Data
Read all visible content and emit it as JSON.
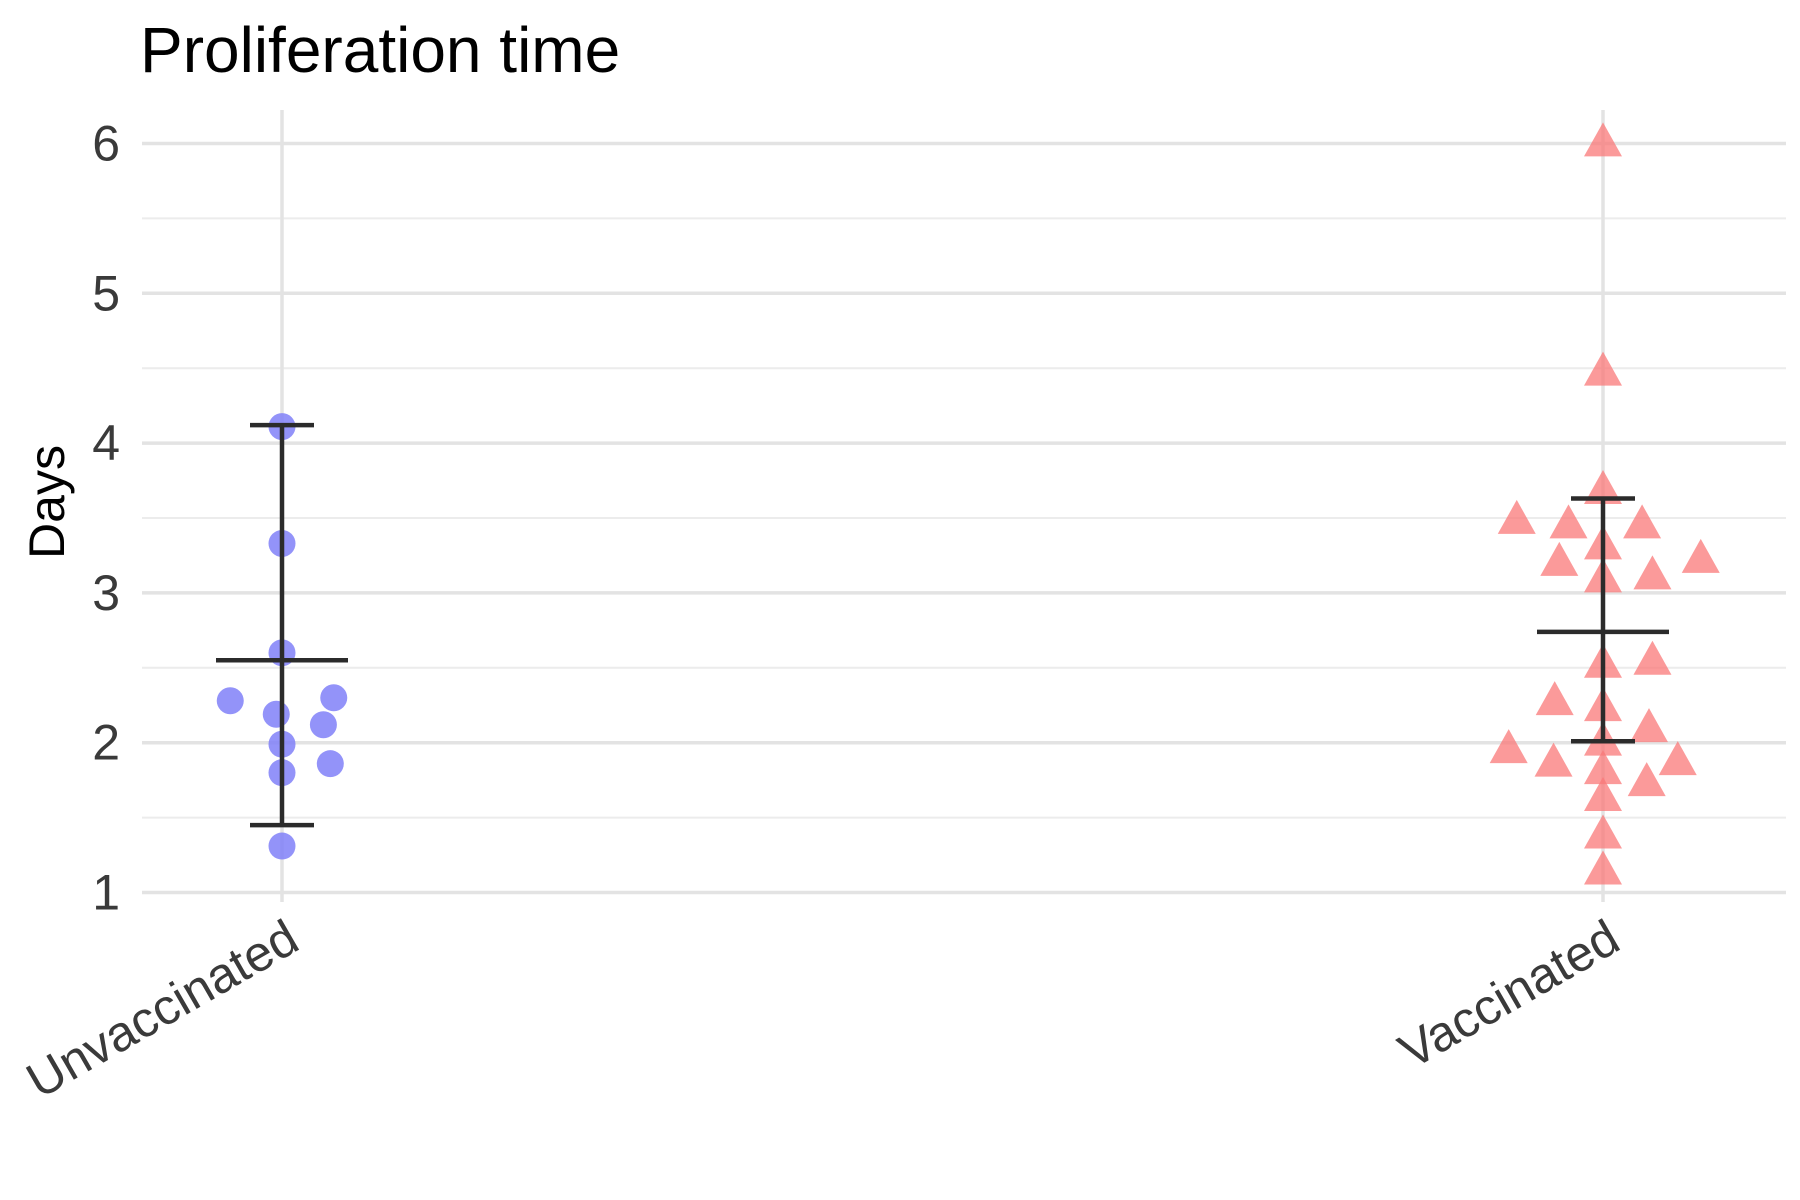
{
  "chart_data": {
    "type": "scatter",
    "title": "Proliferation time",
    "ylabel": "Days",
    "xlabel": "",
    "categories": [
      "Unvaccinated",
      "Vaccinated"
    ],
    "ylim": [
      0.95,
      6.22
    ],
    "yticks": [
      1,
      2,
      3,
      4,
      5,
      6
    ],
    "grid": true,
    "legend": "none",
    "series": [
      {
        "category": "Unvaccinated",
        "marker": "circle",
        "color": "#8080f8",
        "points": [
          {
            "x_offset": 0.0,
            "y": 4.11
          },
          {
            "x_offset": 0.0,
            "y": 3.33
          },
          {
            "x_offset": 0.0,
            "y": 2.6
          },
          {
            "x_offset": -0.045,
            "y": 2.28
          },
          {
            "x_offset": 0.045,
            "y": 2.3
          },
          {
            "x_offset": -0.005,
            "y": 2.19
          },
          {
            "x_offset": 0.036,
            "y": 2.12
          },
          {
            "x_offset": 0.0,
            "y": 1.99
          },
          {
            "x_offset": 0.042,
            "y": 1.86
          },
          {
            "x_offset": 0.0,
            "y": 1.8
          },
          {
            "x_offset": 0.0,
            "y": 1.31
          }
        ],
        "mean": 2.55,
        "error_low": 1.45,
        "error_high": 4.12
      },
      {
        "category": "Vaccinated",
        "marker": "triangle",
        "color": "#fa7878",
        "points": [
          {
            "x_offset": 0.0,
            "y": 6.0
          },
          {
            "x_offset": 0.0,
            "y": 4.47
          },
          {
            "x_offset": 0.0,
            "y": 3.68
          },
          {
            "x_offset": -0.075,
            "y": 3.48
          },
          {
            "x_offset": -0.03,
            "y": 3.45
          },
          {
            "x_offset": 0.034,
            "y": 3.45
          },
          {
            "x_offset": 0.0,
            "y": 3.31
          },
          {
            "x_offset": -0.038,
            "y": 3.2
          },
          {
            "x_offset": 0.085,
            "y": 3.22
          },
          {
            "x_offset": 0.0,
            "y": 3.09
          },
          {
            "x_offset": 0.043,
            "y": 3.11
          },
          {
            "x_offset": 0.0,
            "y": 2.52
          },
          {
            "x_offset": 0.043,
            "y": 2.54
          },
          {
            "x_offset": -0.042,
            "y": 2.27
          },
          {
            "x_offset": 0.0,
            "y": 2.23
          },
          {
            "x_offset": 0.04,
            "y": 2.09
          },
          {
            "x_offset": -0.082,
            "y": 1.95
          },
          {
            "x_offset": 0.0,
            "y": 2.0
          },
          {
            "x_offset": -0.043,
            "y": 1.86
          },
          {
            "x_offset": 0.0,
            "y": 1.81
          },
          {
            "x_offset": 0.065,
            "y": 1.87
          },
          {
            "x_offset": 0.038,
            "y": 1.73
          },
          {
            "x_offset": 0.0,
            "y": 1.63
          },
          {
            "x_offset": 0.0,
            "y": 1.38
          },
          {
            "x_offset": 0.0,
            "y": 1.14
          }
        ],
        "mean": 2.74,
        "error_low": 2.01,
        "error_high": 3.63
      }
    ]
  }
}
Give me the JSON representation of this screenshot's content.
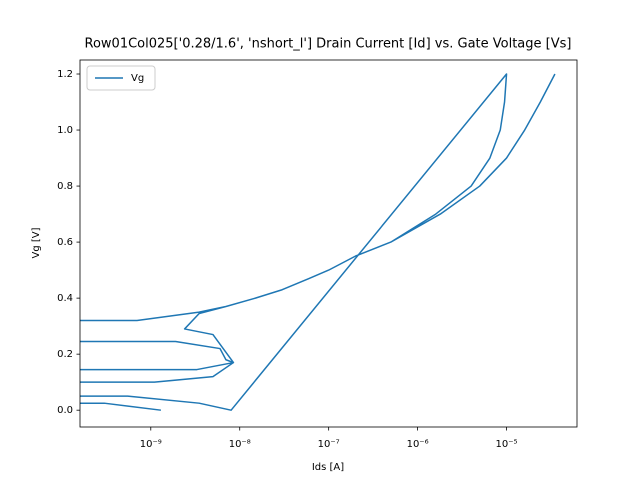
{
  "chart_data": {
    "type": "line",
    "title": "Row01Col025['0.28/1.6', 'nshort_l'] Drain Current [Id] vs. Gate Voltage [Vs]",
    "xlabel": "Ids [A]",
    "ylabel": "Vg [V]",
    "xscale": "log",
    "x": [
      1.3e-09,
      3e-10,
      1e-10,
      1e-10,
      5.5e-10,
      3.5e-09,
      8e-09,
      1e-05,
      9.5e-06,
      8.5e-06,
      6.5e-06,
      4e-06,
      1.6e-06,
      5e-07,
      2e-07,
      1e-07,
      6e-08,
      3e-08,
      1.5e-08,
      7e-09,
      3.5e-09,
      7e-10,
      1e-10,
      1e-10,
      1.9e-09,
      6e-09,
      7e-09,
      8.5e-09,
      3.3e-09,
      1e-10,
      1e-10,
      1.1e-09,
      5e-09,
      8.5e-09,
      5e-09,
      2.4e-09,
      3.5e-09,
      7e-09,
      1.5e-08,
      3e-08,
      6e-08,
      1e-07,
      2e-07,
      5e-07,
      1.8e-06,
      5e-06,
      1e-05,
      1.6e-05,
      2.4e-05,
      3.5e-05
    ],
    "series": [
      {
        "name": "Vg",
        "color": "#1f77b4",
        "values": [
          0,
          0.025,
          0.025,
          0.05,
          0.05,
          0.025,
          0,
          1.2,
          1.1,
          1.0,
          0.9,
          0.8,
          0.7,
          0.6,
          0.55,
          0.5,
          0.47,
          0.43,
          0.4,
          0.37,
          0.35,
          0.32,
          0.32,
          0.245,
          0.245,
          0.22,
          0.18,
          0.17,
          0.145,
          0.145,
          0.1,
          0.1,
          0.12,
          0.17,
          0.27,
          0.29,
          0.345,
          0.37,
          0.4,
          0.43,
          0.47,
          0.5,
          0.55,
          0.6,
          0.7,
          0.8,
          0.9,
          1.0,
          1.1,
          1.2
        ]
      }
    ],
    "xlim": [
      1.6e-10,
      6.2e-05
    ],
    "xticks": [
      {
        "value": 1e-09,
        "label": "10⁻⁹"
      },
      {
        "value": 1e-08,
        "label": "10⁻⁸"
      },
      {
        "value": 1e-07,
        "label": "10⁻⁷"
      },
      {
        "value": 1e-06,
        "label": "10⁻⁶"
      },
      {
        "value": 1e-05,
        "label": "10⁻⁵"
      }
    ],
    "ylim": [
      -0.06,
      1.25
    ],
    "yticks": [
      {
        "value": 0,
        "label": "0.0"
      },
      0.2,
      0.4,
      0.6,
      0.8,
      {
        "value": 1,
        "label": "1.0"
      },
      1.2
    ],
    "legend": "upper left"
  }
}
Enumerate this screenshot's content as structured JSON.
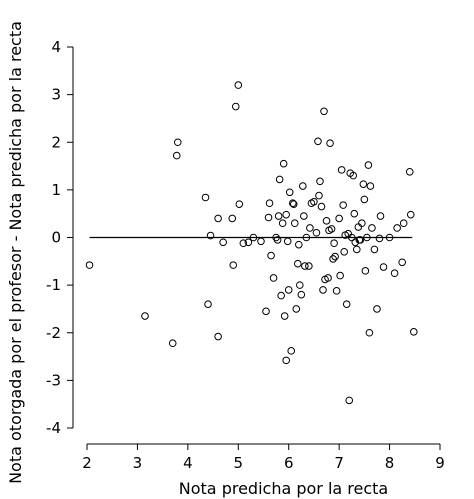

Required work
Repeat the data exactly in full, omitting its pictures.

The output
Read all visible content and emit it as JSON.
{
  "chart_data": {
    "type": "scatter",
    "title": "Proliferation time",
    "ylabel": "Days",
    "xlabel": "",
    "categories": [
      "Unvaccinated",
      "Vaccinated"
    ],
    "ylim": [
      0.95,
      6.22
    ],
    "yticks": [
      1,
      2,
      3,
      4,
      5,
      6
    ],
    "grid": true,
    "legend": "none",
    "series": [
      {
        "category": "Unvaccinated",
        "marker": "circle",
        "color": "#8080f8",
        "points": [
          {
            "x_offset": 0.0,
            "y": 4.11
          },
          {
            "x_offset": 0.0,
            "y": 3.33
          },
          {
            "x_offset": 0.0,
            "y": 2.6
          },
          {
            "x_offset": -0.045,
            "y": 2.28
          },
          {
            "x_offset": 0.045,
            "y": 2.3
          },
          {
            "x_offset": -0.005,
            "y": 2.19
          },
          {
            "x_offset": 0.036,
            "y": 2.12
          },
          {
            "x_offset": 0.0,
            "y": 1.99
          },
          {
            "x_offset": 0.042,
            "y": 1.86
          },
          {
            "x_offset": 0.0,
            "y": 1.8
          },
          {
            "x_offset": 0.0,
            "y": 1.31
          }
        ],
        "mean": 2.55,
        "error_low": 1.45,
        "error_high": 4.12
      },
      {
        "category": "Vaccinated",
        "marker": "triangle",
        "color": "#fa7878",
        "points": [
          {
            "x_offset": 0.0,
            "y": 6.0
          },
          {
            "x_offset": 0.0,
            "y": 4.47
          },
          {
            "x_offset": 0.0,
            "y": 3.68
          },
          {
            "x_offset": -0.075,
            "y": 3.48
          },
          {
            "x_offset": -0.03,
            "y": 3.45
          },
          {
            "x_offset": 0.034,
            "y": 3.45
          },
          {
            "x_offset": 0.0,
            "y": 3.31
          },
          {
            "x_offset": -0.038,
            "y": 3.2
          },
          {
            "x_offset": 0.085,
            "y": 3.22
          },
          {
            "x_offset": 0.0,
            "y": 3.09
          },
          {
            "x_offset": 0.043,
            "y": 3.11
          },
          {
            "x_offset": 0.0,
            "y": 2.52
          },
          {
            "x_offset": 0.043,
            "y": 2.54
          },
          {
            "x_offset": -0.042,
            "y": 2.27
          },
          {
            "x_offset": 0.0,
            "y": 2.23
          },
          {
            "x_offset": 0.04,
            "y": 2.09
          },
          {
            "x_offset": -0.082,
            "y": 1.95
          },
          {
            "x_offset": 0.0,
            "y": 2.0
          },
          {
            "x_offset": -0.043,
            "y": 1.86
          },
          {
            "x_offset": 0.0,
            "y": 1.81
          },
          {
            "x_offset": 0.065,
            "y": 1.87
          },
          {
            "x_offset": 0.038,
            "y": 1.73
          },
          {
            "x_offset": 0.0,
            "y": 1.63
          },
          {
            "x_offset": 0.0,
            "y": 1.38
          },
          {
            "x_offset": 0.0,
            "y": 1.14
          }
        ],
        "mean": 2.74,
        "error_low": 2.01,
        "error_high": 3.63
      }
    ]
  }
}
Give me the JSON representation of this screenshot's content.
{
  "chart_data": {
    "type": "line",
    "title": "Row01Col025['0.28/1.6', 'nshort_l'] Drain Current [Id] vs. Gate Voltage [Vs]",
    "xlabel": "Ids [A]",
    "ylabel": "Vg [V]",
    "xscale": "log",
    "x": [
      1.3e-09,
      3e-10,
      1e-10,
      1e-10,
      5.5e-10,
      3.5e-09,
      8e-09,
      1e-05,
      9.5e-06,
      8.5e-06,
      6.5e-06,
      4e-06,
      1.6e-06,
      5e-07,
      2e-07,
      1e-07,
      6e-08,
      3e-08,
      1.5e-08,
      7e-09,
      3.5e-09,
      7e-10,
      1e-10,
      1e-10,
      1.9e-09,
      6e-09,
      7e-09,
      8.5e-09,
      3.3e-09,
      1e-10,
      1e-10,
      1.1e-09,
      5e-09,
      8.5e-09,
      5e-09,
      2.4e-09,
      3.5e-09,
      7e-09,
      1.5e-08,
      3e-08,
      6e-08,
      1e-07,
      2e-07,
      5e-07,
      1.8e-06,
      5e-06,
      1e-05,
      1.6e-05,
      2.4e-05,
      3.5e-05
    ],
    "series": [
      {
        "name": "Vg",
        "color": "#1f77b4",
        "values": [
          0,
          0.025,
          0.025,
          0.05,
          0.05,
          0.025,
          0,
          1.2,
          1.1,
          1.0,
          0.9,
          0.8,
          0.7,
          0.6,
          0.55,
          0.5,
          0.47,
          0.43,
          0.4,
          0.37,
          0.35,
          0.32,
          0.32,
          0.245,
          0.245,
          0.22,
          0.18,
          0.17,
          0.145,
          0.145,
          0.1,
          0.1,
          0.12,
          0.17,
          0.27,
          0.29,
          0.345,
          0.37,
          0.4,
          0.43,
          0.47,
          0.5,
          0.55,
          0.6,
          0.7,
          0.8,
          0.9,
          1.0,
          1.1,
          1.2
        ]
      }
    ],
    "xlim": [
      1.6e-10,
      6.2e-05
    ],
    "xticks": [
      {
        "value": 1e-09,
        "label": "10⁻⁹"
      },
      {
        "value": 1e-08,
        "label": "10⁻⁸"
      },
      {
        "value": 1e-07,
        "label": "10⁻⁷"
      },
      {
        "value": 1e-06,
        "label": "10⁻⁶"
      },
      {
        "value": 1e-05,
        "label": "10⁻⁵"
      }
    ],
    "ylim": [
      -0.06,
      1.25
    ],
    "yticks": [
      {
        "value": 0,
        "label": "0.0"
      },
      0.2,
      0.4,
      0.6,
      0.8,
      {
        "value": 1,
        "label": "1.0"
      },
      1.2
    ],
    "legend": "upper left"
  }
}
Enumerate this screenshot's content as structured JSON.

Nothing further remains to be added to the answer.